# Supplied information:

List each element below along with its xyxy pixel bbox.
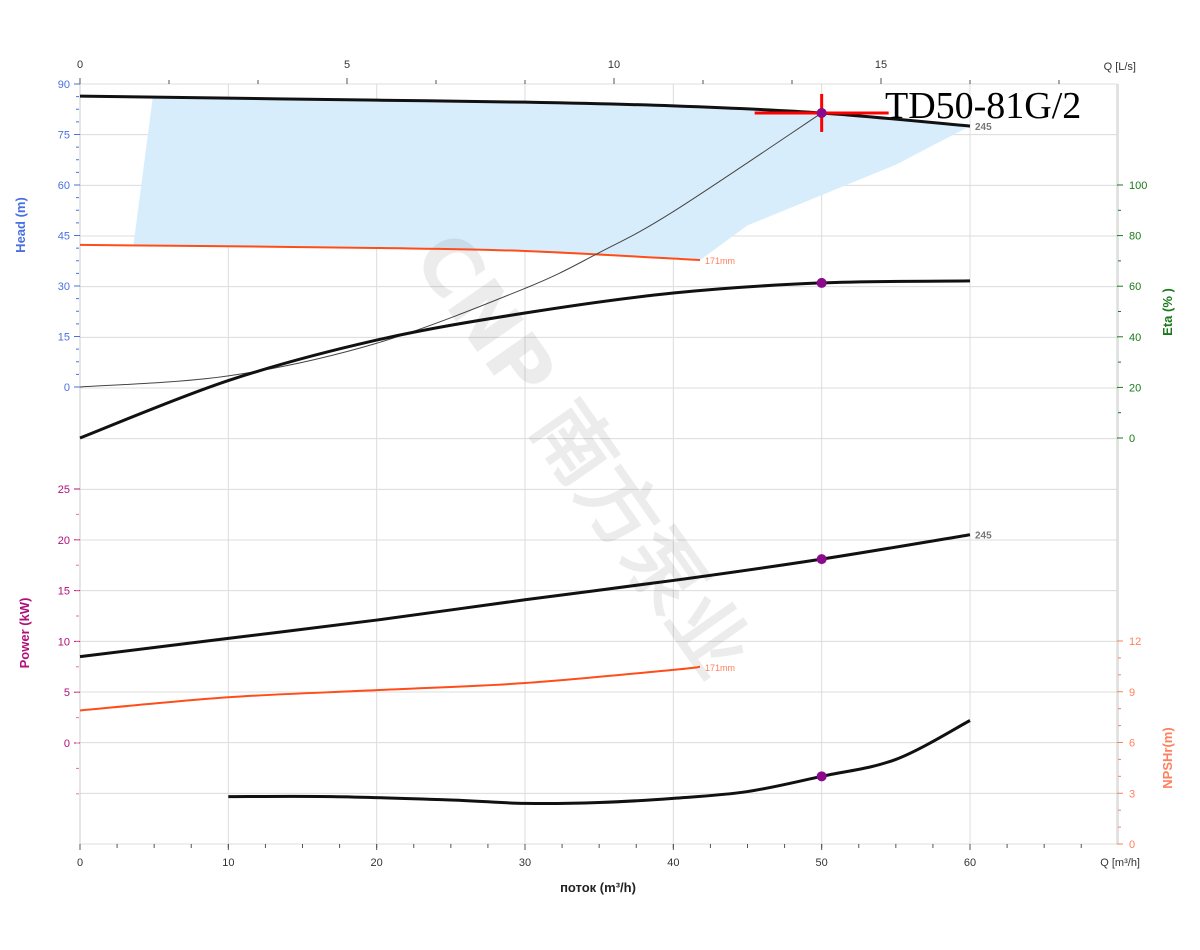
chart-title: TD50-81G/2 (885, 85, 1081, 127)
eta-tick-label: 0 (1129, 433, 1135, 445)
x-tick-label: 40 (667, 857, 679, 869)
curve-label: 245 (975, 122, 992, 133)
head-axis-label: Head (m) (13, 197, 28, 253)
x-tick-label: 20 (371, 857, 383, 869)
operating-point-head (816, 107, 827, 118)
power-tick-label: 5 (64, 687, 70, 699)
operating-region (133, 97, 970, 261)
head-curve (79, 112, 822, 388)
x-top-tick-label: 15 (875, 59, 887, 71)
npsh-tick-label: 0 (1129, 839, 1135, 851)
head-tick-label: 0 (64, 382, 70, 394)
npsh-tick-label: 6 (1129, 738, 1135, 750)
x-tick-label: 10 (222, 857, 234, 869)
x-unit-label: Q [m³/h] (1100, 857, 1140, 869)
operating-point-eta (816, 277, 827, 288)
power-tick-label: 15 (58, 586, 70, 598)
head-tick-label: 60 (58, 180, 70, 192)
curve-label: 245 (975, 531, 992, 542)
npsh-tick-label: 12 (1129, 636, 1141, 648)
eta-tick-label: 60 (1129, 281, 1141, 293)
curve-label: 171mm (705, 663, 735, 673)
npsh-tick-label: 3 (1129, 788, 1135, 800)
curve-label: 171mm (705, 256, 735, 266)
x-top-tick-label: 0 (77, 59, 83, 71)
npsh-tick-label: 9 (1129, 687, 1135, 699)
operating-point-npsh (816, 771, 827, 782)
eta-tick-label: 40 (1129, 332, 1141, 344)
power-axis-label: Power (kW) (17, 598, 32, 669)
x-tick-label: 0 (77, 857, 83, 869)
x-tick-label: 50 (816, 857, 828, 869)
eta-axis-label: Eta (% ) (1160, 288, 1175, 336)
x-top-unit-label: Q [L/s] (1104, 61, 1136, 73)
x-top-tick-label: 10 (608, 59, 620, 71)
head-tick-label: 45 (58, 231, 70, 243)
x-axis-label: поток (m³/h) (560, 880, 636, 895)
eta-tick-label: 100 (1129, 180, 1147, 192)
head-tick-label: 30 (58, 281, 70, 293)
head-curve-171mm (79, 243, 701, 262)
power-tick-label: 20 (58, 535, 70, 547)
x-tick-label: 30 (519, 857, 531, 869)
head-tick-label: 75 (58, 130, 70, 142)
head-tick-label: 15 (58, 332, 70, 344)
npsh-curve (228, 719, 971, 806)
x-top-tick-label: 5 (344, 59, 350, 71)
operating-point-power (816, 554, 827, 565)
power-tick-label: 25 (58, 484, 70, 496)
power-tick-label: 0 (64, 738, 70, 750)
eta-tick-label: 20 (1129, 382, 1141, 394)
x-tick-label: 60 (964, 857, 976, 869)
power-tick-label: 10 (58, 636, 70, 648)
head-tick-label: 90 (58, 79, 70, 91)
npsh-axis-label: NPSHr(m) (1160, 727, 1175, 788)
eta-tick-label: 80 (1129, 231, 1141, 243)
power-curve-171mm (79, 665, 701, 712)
* * *
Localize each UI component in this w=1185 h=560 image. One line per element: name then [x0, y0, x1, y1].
...
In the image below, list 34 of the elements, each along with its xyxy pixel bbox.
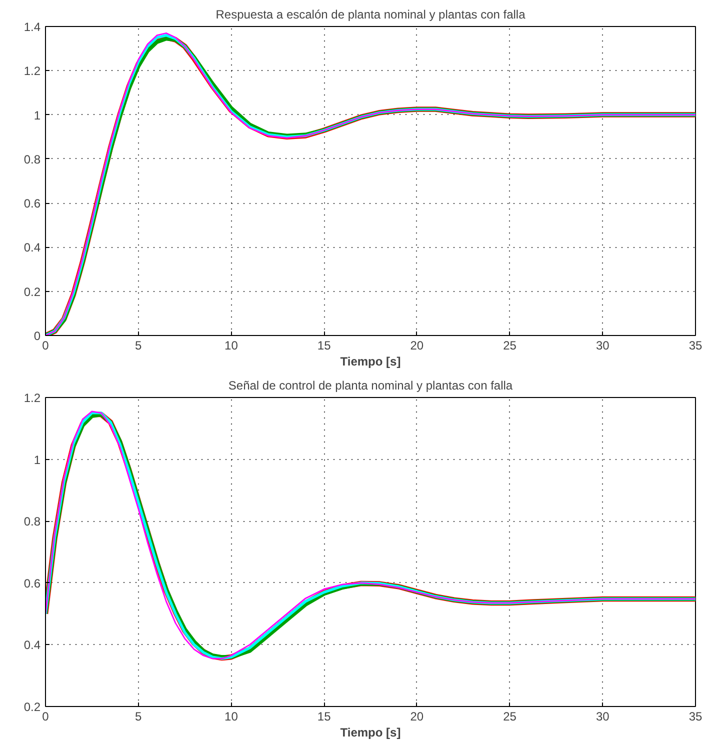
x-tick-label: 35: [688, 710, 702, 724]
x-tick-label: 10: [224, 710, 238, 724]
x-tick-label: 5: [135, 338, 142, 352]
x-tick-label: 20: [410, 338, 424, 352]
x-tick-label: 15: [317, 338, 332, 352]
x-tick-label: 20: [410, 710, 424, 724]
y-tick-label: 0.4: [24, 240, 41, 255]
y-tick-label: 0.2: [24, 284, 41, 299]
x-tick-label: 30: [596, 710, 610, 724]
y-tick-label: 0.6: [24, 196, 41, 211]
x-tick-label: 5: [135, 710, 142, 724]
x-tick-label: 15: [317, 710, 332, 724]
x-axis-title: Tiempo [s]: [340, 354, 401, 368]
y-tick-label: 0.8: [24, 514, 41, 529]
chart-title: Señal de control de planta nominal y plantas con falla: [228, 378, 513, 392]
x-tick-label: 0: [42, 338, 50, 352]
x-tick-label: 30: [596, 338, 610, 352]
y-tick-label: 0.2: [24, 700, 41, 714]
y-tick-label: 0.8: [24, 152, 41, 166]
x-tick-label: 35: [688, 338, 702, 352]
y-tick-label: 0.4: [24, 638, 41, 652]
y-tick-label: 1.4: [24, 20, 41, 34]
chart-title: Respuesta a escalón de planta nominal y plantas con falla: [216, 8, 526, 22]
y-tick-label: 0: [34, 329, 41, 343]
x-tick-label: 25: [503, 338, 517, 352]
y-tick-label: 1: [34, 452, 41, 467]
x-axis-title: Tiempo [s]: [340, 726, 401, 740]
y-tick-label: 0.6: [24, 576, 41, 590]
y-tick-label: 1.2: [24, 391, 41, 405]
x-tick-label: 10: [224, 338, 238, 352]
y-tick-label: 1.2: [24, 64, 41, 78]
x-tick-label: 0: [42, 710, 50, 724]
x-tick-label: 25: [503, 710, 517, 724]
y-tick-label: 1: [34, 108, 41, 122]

# Stated goal:
In the records, switch "Tiempo" to "Time" and give the lines again, starting with the line containing "In the image" and going on through the line containing "y-tick-label: 1: [34, 108, 41, 122]". Change nothing else, and leave the pictures out.

# The output:
In the image below, list 34 of the elements, each along with its xyxy pixel bbox.
x-tick-label: 35: [688, 710, 702, 724]
x-tick-label: 10: [224, 710, 238, 724]
x-tick-label: 5: [135, 338, 142, 352]
x-tick-label: 20: [410, 338, 424, 352]
x-tick-label: 15: [317, 338, 332, 352]
x-tick-label: 20: [410, 710, 424, 724]
y-tick-label: 0.4: [24, 240, 41, 255]
y-tick-label: 0.2: [24, 284, 41, 299]
x-tick-label: 30: [596, 710, 610, 724]
y-tick-label: 0.6: [24, 196, 41, 211]
x-tick-label: 5: [135, 710, 142, 724]
x-tick-label: 15: [317, 710, 332, 724]
x-axis-title: Time [s]: [340, 354, 401, 368]
y-tick-label: 0.8: [24, 514, 41, 529]
chart-title: Señal de control de planta nominal y plantas con falla: [228, 378, 513, 392]
x-tick-label: 0: [42, 338, 50, 352]
x-tick-label: 30: [596, 338, 610, 352]
y-tick-label: 0.2: [24, 700, 41, 714]
y-tick-label: 0.8: [24, 152, 41, 166]
x-tick-label: 35: [688, 338, 702, 352]
y-tick-label: 0.4: [24, 638, 41, 652]
y-tick-label: 1.4: [24, 20, 41, 34]
chart-title: Respuesta a escalón de planta nominal y plantas con falla: [216, 8, 526, 22]
y-tick-label: 0: [34, 329, 41, 343]
x-tick-label: 25: [503, 338, 517, 352]
y-tick-label: 1: [34, 452, 41, 467]
x-axis-title: Time [s]: [340, 726, 401, 740]
y-tick-label: 0.6: [24, 576, 41, 590]
y-tick-label: 1.2: [24, 391, 41, 405]
x-tick-label: 10: [224, 338, 238, 352]
y-tick-label: 1.2: [24, 64, 41, 78]
x-tick-label: 0: [42, 710, 50, 724]
x-tick-label: 25: [503, 710, 517, 724]
y-tick-label: 1: [34, 108, 41, 122]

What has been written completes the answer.